- **Do this**:
Make a verbatim copy of the entries below; pictures stay out.

- **Data extract**:
────────────────────────────────────────
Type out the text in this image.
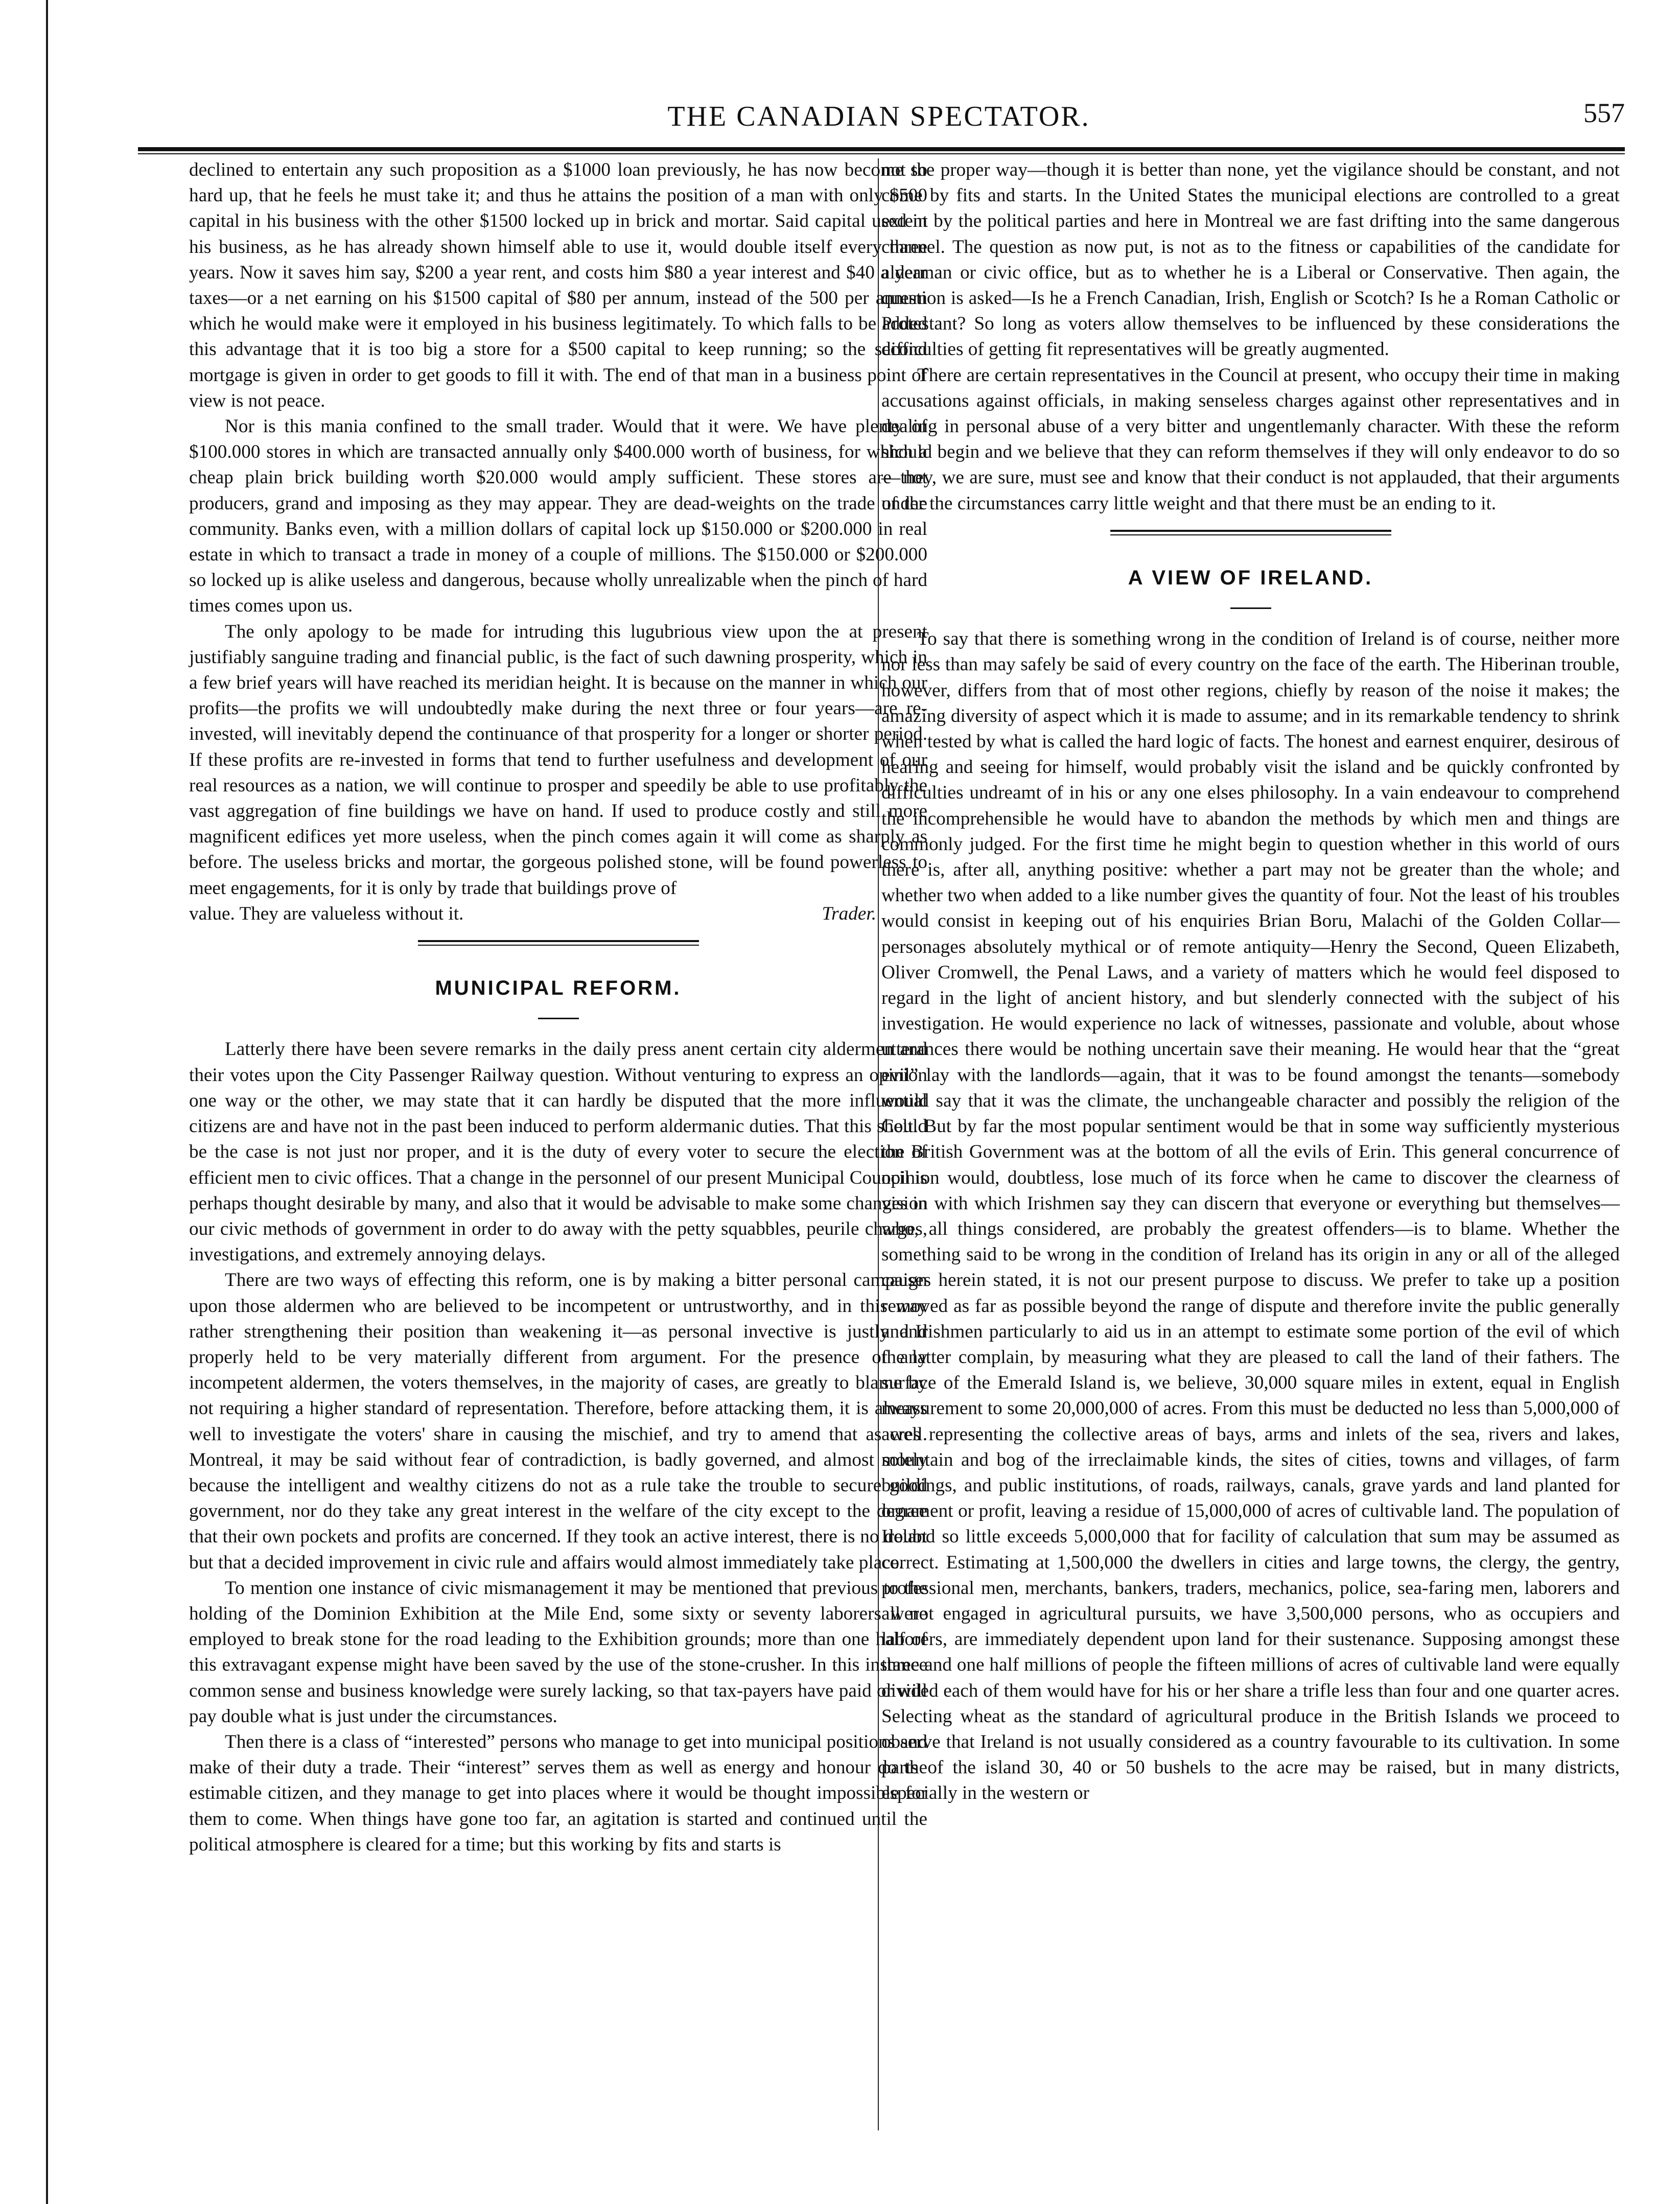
THE CANADIAN SPECTATOR.	557

declined to entertain any such proposition as a $1000 loan previously, he has now become so hard up, that he feels he must take it; and thus he attains the position of a man with only $500 capital in his business with the other $1500 locked up in brick and mortar. Said capital used in his business, as he has already shown himself able to use it, would double itself every three years. Now it saves him say, $200 a year rent, and costs him $80 a year interest and $40 a year taxes—or a net earning on his $1500 capital of $80 per annum, instead of the 500 per annum which he would make were it employed in his business legitimately. To which falls to be added this advantage that it is too big a store for a $500 capital to keep running; so the second mortgage is given in order to get goods to fill it with. The end of that man in a business point of view is not peace.

Nor is this mania confined to the small trader. Would that it were. We have plenty of $100.000 stores in which are transacted annually only $400.000 worth of business, for which a cheap plain brick building worth $20.000 would amply sufficient. These stores are not producers, grand and imposing as they may appear. They are dead-weights on the trade of the community. Banks even, with a million dollars of capital lock up $150.000 or $200.000 in real estate in which to transact a trade in money of a couple of millions. The $150.000 or $200.000 so locked up is alike useless and dangerous, because wholly unrealizable when the pinch of hard times comes upon us.

The only apology to be made for intruding this lugubrious view upon the at present justifiably sanguine trading and financial public, is the fact of such dawning prosperity, which in a few brief years will have reached its meridian height. It is because on the manner in which our profits—the profits we will undoubtedly make during the next three or four years—are re-invested, will inevitably depend the continuance of that prosperity for a longer or shorter period. If these profits are re-invested in forms that tend to further usefulness and development of our real resources as a nation, we will continue to prosper and speedily be able to use profitably the vast aggregation of fine buildings we have on hand. If used to produce costly and still more magnificent edifices yet more useless, when the pinch comes again it will come as sharply as before. The useless bricks and mortar, the gorgeous polished stone, will be found powerless to meet engagements, for it is only by trade that buildings prove of

value. They are valueless without it.	Trader.
MUNICIPAL REFORM.

Latterly there have been severe remarks in the daily press anent certain city aldermen and their votes upon the City Passenger Railway question. Without venturing to express an opinion one way or the other, we may state that it can hardly be disputed that the more influential citizens are and have not in the past been induced to perform aldermanic duties. That this should be the case is not just nor proper, and it is the duty of every voter to secure the election of efficient men to civic offices. That a change in the personnel of our present Municipal Council is perhaps thought desirable by many, and also that it would be advisable to make some changes in our civic methods of government in order to do away with the petty squabbles, peurile charges, investigations, and extremely annoying delays.

There are two ways of effecting this reform, one is by making a bitter personal campaign upon those aldermen who are believed to be incompetent or untrustworthy, and in this way rather strengthening their position than weakening it—as personal invective is justly and properly held to be very materially different from argument. For the presence of any incompetent aldermen, the voters themselves, in the majority of cases, are greatly to blame by not requiring a higher standard of representation. Therefore, before attacking them, it is always well to investigate the voters' share in causing the mischief, and try to amend that as well. Montreal, it may be said without fear of contradiction, is badly governed, and almost solely because the intelligent and wealthy citizens do not as a rule take the trouble to secure good government, nor do they take any great interest in the welfare of the city except to the degree that their own pockets and profits are concerned. If they took an active interest, there is no doubt but that a decided improvement in civic rule and affairs would almost immediately take place.

To mention one instance of civic mismanagement it may be mentioned that previous to the holding of the Dominion Exhibition at the Mile End, some sixty or seventy laborers were employed to break stone for the road leading to the Exhibition grounds; more than one half of this extravagant expense might have been saved by the use of the stone-crusher. In this instance common sense and business knowledge were surely lacking, so that tax-payers have paid or will pay double what is just under the circumstances.

Then there is a class of “interested” persons who manage to get into municipal positions and make of their duty a trade. Their “interest” serves them as well as energy and honour do the estimable citizen, and they manage to get into places where it would be thought impossible for them to come. When things have gone too far, an agitation is started and continued until the political atmosphere is cleared for a time; but this working by fits and starts is

not the proper way—though it is better than none, yet the vigilance should be constant, and not come by fits and starts. In the United States the municipal elections are controlled to a great extent by the political parties and here in Montreal we are fast drifting into the same dangerous channel. The question as now put, is not as to the fitness or capabilities of the candidate for alderman or civic office, but as to whether he is a Liberal or Conservative. Then again, the question is asked—Is he a French Canadian, Irish, English or Scotch? Is he a Roman Catholic or Protestant? So long as voters allow themselves to be influenced by these considerations the difficulties of getting fit representatives will be greatly augmented.

There are certain representatives in the Council at present, who occupy their time in making accusations against officials, in making senseless charges against other representatives and in dealing in personal abuse of a very bitter and ungentlemanly character. With these the reform should begin and we believe that they can reform themselves if they will only endeavor to do so—they, we are sure, must see and know that their conduct is not applauded, that their arguments under the circumstances carry little weight and that there must be an ending to it.

A VIEW OF IRELAND.

To say that there is something wrong in the condition of Ireland is of course, neither more nor less than may safely be said of every country on the face of the earth. The Hiberinan trouble, however, differs from that of most other regions, chiefly by reason of the noise it makes; the amazing diversity of aspect which it is made to assume; and in its remarkable tendency to shrink when tested by what is called the hard logic of facts. The honest and earnest enquirer, desirous of hearing and seeing for himself, would probably visit the island and be quickly confronted by difficulties undreamt of in his or any one elses philosophy. In a vain endeavour to comprehend the incomprehensible he would have to abandon the methods by which men and things are commonly judged. For the first time he might begin to question whether in this world of ours there is, after all, anything positive: whether a part may not be greater than the whole; and whether two when added to a like number gives the quantity of four. Not the least of his troubles would consist in keeping out of his enquiries Brian Boru, Malachi of the Golden Collar—personages absolutely mythical or of remote antiquity—Henry the Second, Queen Elizabeth, Oliver Cromwell, the Penal Laws, and a variety of matters which he would feel disposed to regard in the light of ancient history, and but slenderly connected with the subject of his investigation. He would experience no lack of witnesses, passionate and voluble, about whose utterances there would be nothing uncertain save their meaning. He would hear that the “great evil” lay with the landlords—again, that it was to be found amongst the tenants—somebody would say that it was the climate, the unchangeable character and possibly the religion of the Celt. But by far the most popular sentiment would be that in some way sufficiently mysterious the British Government was at the bottom of all the evils of Erin. This general concurrence of opinion would, doubtless, lose much of its force when he came to discover the clearness of vision with which Irishmen say they can discern that everyone or everything but themselves—who, all things considered, are probably the greatest offenders—is to blame. Whether the something said to be wrong in the condition of Ireland has its origin in any or all of the alleged causes herein stated, it is not our present purpose to discuss. We prefer to take up a position removed as far as possible beyond the range of dispute and therefore invite the public generally and Irishmen particularly to aid us in an attempt to estimate some portion of the evil of which the latter complain, by measuring what they are pleased to call the land of their fathers. The surface of the Emerald Island is, we believe, 30,000 square miles in extent, equal in English measurement to some 20,000,000 of acres. From this must be deducted no less than 5,000,000 of acres representing the collective areas of bays, arms and inlets of the sea, rivers and lakes, mountain and bog of the irreclaimable kinds, the sites of cities, towns and villages, of farm buildings, and public institutions, of roads, railways, canals, grave yards and land planted for ornament or profit, leaving a residue of 15,000,000 of acres of cultivable land. The population of Ireland so little exceeds 5,000,000 that for facility of calculation that sum may be assumed as correct. Estimating at 1,500,000 the dwellers in cities and large towns, the clergy, the gentry, professional men, merchants, bankers, traders, mechanics, police, sea-faring men, laborers and all not engaged in agricultural pursuits, we have 3,500,000 persons, who as occupiers and laborers, are immediately dependent upon land for their sustenance. Supposing amongst these three and one half millions of people the fifteen millions of acres of cultivable land were equally divided each of them would have for his or her share a trifle less than four and one quarter acres. Selecting wheat as the standard of agricultural produce in the British Islands we proceed to observe that Ireland is not usually considered as a country favourable to its cultivation. In some parts of the island 30, 40 or 50 bushels to the acre may be raised, but in many districts, especially in the western or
────────────────────────────────────────
- **Task answer**:
Type out the text in this image.
THE CANADIAN SPECTATOR.	557

declined to entertain any such proposition as a $1000 loan previously, he has now become so hard up, that he feels he must take it; and thus he attains the position of a man with only $500 capital in his business with the other $1500 locked up in brick and mortar. Said capital used in his business, as he has already shown himself able to use it, would double itself every three years. Now it saves him say, $200 a year rent, and costs him $80 a year interest and $40 a year taxes—or a net earning on his $1500 capital of $80 per annum, instead of the 500 per annum which he would make were it employed in his business legitimately. To which falls to be added this advantage that it is too big a store for a $500 capital to keep running; so the second mortgage is given in order to get goods to fill it with. The end of that man in a business point of view is not peace.

Nor is this mania confined to the small trader. Would that it were. We have plenty of $100.000 stores in which are transacted annually only $400.000 worth of business, for which a cheap plain brick building worth $20.000 would amply sufficient. These stores are not producers, grand and imposing as they may appear. They are dead-weights on the trade of the community. Banks even, with a million dollars of capital lock up $150.000 or $200.000 in real estate in which to transact a trade in money of a couple of millions. The $150.000 or $200.000 so locked up is alike useless and dangerous, because wholly unrealizable when the pinch of hard times comes upon us.

The only apology to be made for intruding this lugubrious view upon the at present justifiably sanguine trading and financial public, is the fact of such dawning prosperity, which in a few brief years will have reached its meridian height. It is because on the manner in which our profits—the profits we will undoubtedly make during the next three or four years—are re-invested, will inevitably depend the continuance of that prosperity for a longer or shorter period. If these profits are re-invested in forms that tend to further usefulness and development of our real resources as a nation, we will continue to prosper and speedily be able to use profitably the vast aggregation of fine buildings we have on hand. If used to produce costly and still more magnificent edifices yet more useless, when the pinch comes again it will come as sharply as before. The useless bricks and mortar, the gorgeous polished stone, will be found powerless to meet engagements, for it is only by trade that buildings prove of

value. They are valueless without it.	Trader.
MUNICIPAL REFORM.

Latterly there have been severe remarks in the daily press anent certain city aldermen and their votes upon the City Passenger Railway question. Without venturing to express an opinion one way or the other, we may state that it can hardly be disputed that the more influential citizens are and have not in the past been induced to perform aldermanic duties. That this should be the case is not just nor proper, and it is the duty of every voter to secure the election of efficient men to civic offices. That a change in the personnel of our present Municipal Council is perhaps thought desirable by many, and also that it would be advisable to make some changes in our civic methods of government in order to do away with the petty squabbles, peurile charges, investigations, and extremely annoying delays.

There are two ways of effecting this reform, one is by making a bitter personal campaign upon those aldermen who are believed to be incompetent or untrustworthy, and in this way rather strengthening their position than weakening it—as personal invective is justly and properly held to be very materially different from argument. For the presence of any incompetent aldermen, the voters themselves, in the majority of cases, are greatly to blame by not requiring a higher standard of representation. Therefore, before attacking them, it is always well to investigate the voters' share in causing the mischief, and try to amend that as well. Montreal, it may be said without fear of contradiction, is badly governed, and almost solely because the intelligent and wealthy citizens do not as a rule take the trouble to secure good government, nor do they take any great interest in the welfare of the city except to the degree that their own pockets and profits are concerned. If they took an active interest, there is no doubt but that a decided improvement in civic rule and affairs would almost immediately take place.

To mention one instance of civic mismanagement it may be mentioned that previous to the holding of the Dominion Exhibition at the Mile End, some sixty or seventy laborers were employed to break stone for the road leading to the Exhibition grounds; more than one half of this extravagant expense might have been saved by the use of the stone-crusher. In this instance common sense and business knowledge were surely lacking, so that tax-payers have paid or will pay double what is just under the circumstances.

Then there is a class of “interested” persons who manage to get into municipal positions and make of their duty a trade. Their “interest” serves them as well as energy and honour do the estimable citizen, and they manage to get into places where it would be thought impossible for them to come. When things have gone too far, an agitation is started and continued until the political atmosphere is cleared for a time; but this working by fits and starts is

not the proper way—though it is better than none, yet the vigilance should be constant, and not come by fits and starts. In the United States the municipal elections are controlled to a great extent by the political parties and here in Montreal we are fast drifting into the same dangerous channel. The question as now put, is not as to the fitness or capabilities of the candidate for alderman or civic office, but as to whether he is a Liberal or Conservative. Then again, the question is asked—Is he a French Canadian, Irish, English or Scotch? Is he a Roman Catholic or Protestant? So long as voters allow themselves to be influenced by these considerations the difficulties of getting fit representatives will be greatly augmented.

There are certain representatives in the Council at present, who occupy their time in making accusations against officials, in making senseless charges against other representatives and in dealing in personal abuse of a very bitter and ungentlemanly character. With these the reform should begin and we believe that they can reform themselves if they will only endeavor to do so—they, we are sure, must see and know that their conduct is not applauded, that their arguments under the circumstances carry little weight and that there must be an ending to it.

A VIEW OF IRELAND.

To say that there is something wrong in the condition of Ireland is of course, neither more nor less than may safely be said of every country on the face of the earth. The Hiberinan trouble, however, differs from that of most other regions, chiefly by reason of the noise it makes; the amazing diversity of aspect which it is made to assume; and in its remarkable tendency to shrink when tested by what is called the hard logic of facts. The honest and earnest enquirer, desirous of hearing and seeing for himself, would probably visit the island and be quickly confronted by difficulties undreamt of in his or any one elses philosophy. In a vain endeavour to comprehend the incomprehensible he would have to abandon the methods by which men and things are commonly judged. For the first time he might begin to question whether in this world of ours there is, after all, anything positive: whether a part may not be greater than the whole; and whether two when added to a like number gives the quantity of four. Not the least of his troubles would consist in keeping out of his enquiries Brian Boru, Malachi of the Golden Collar—personages absolutely mythical or of remote antiquity—Henry the Second, Queen Elizabeth, Oliver Cromwell, the Penal Laws, and a variety of matters which he would feel disposed to regard in the light of ancient history, and but slenderly connected with the subject of his investigation. He would experience no lack of witnesses, passionate and voluble, about whose utterances there would be nothing uncertain save their meaning. He would hear that the “great evil” lay with the landlords—again, that it was to be found amongst the tenants—somebody would say that it was the climate, the unchangeable character and possibly the religion of the Celt. But by far the most popular sentiment would be that in some way sufficiently mysterious the British Government was at the bottom of all the evils of Erin. This general concurrence of opinion would, doubtless, lose much of its force when he came to discover the clearness of vision with which Irishmen say they can discern that everyone or everything but themselves—who, all things considered, are probably the greatest offenders—is to blame. Whether the something said to be wrong in the condition of Ireland has its origin in any or all of the alleged causes herein stated, it is not our present purpose to discuss. We prefer to take up a position removed as far as possible beyond the range of dispute and therefore invite the public generally and Irishmen particularly to aid us in an attempt to estimate some portion of the evil of which the latter complain, by measuring what they are pleased to call the land of their fathers. The surface of the Emerald Island is, we believe, 30,000 square miles in extent, equal in English measurement to some 20,000,000 of acres. From this must be deducted no less than 5,000,000 of acres representing the collective areas of bays, arms and inlets of the sea, rivers and lakes, mountain and bog of the irreclaimable kinds, the sites of cities, towns and villages, of farm buildings, and public institutions, of roads, railways, canals, grave yards and land planted for ornament or profit, leaving a residue of 15,000,000 of acres of cultivable land. The population of Ireland so little exceeds 5,000,000 that for facility of calculation that sum may be assumed as correct. Estimating at 1,500,000 the dwellers in cities and large towns, the clergy, the gentry, professional men, merchants, bankers, traders, mechanics, police, sea-faring men, laborers and all not engaged in agricultural pursuits, we have 3,500,000 persons, who as occupiers and laborers, are immediately dependent upon land for their sustenance. Supposing amongst these three and one half millions of people the fifteen millions of acres of cultivable land were equally divided each of them would have for his or her share a trifle less than four and one quarter acres. Selecting wheat as the standard of agricultural produce in the British Islands we proceed to observe that Ireland is not usually considered as a country favourable to its cultivation. In some parts of the island 30, 40 or 50 bushels to the acre may be raised, but in many districts, especially in the western or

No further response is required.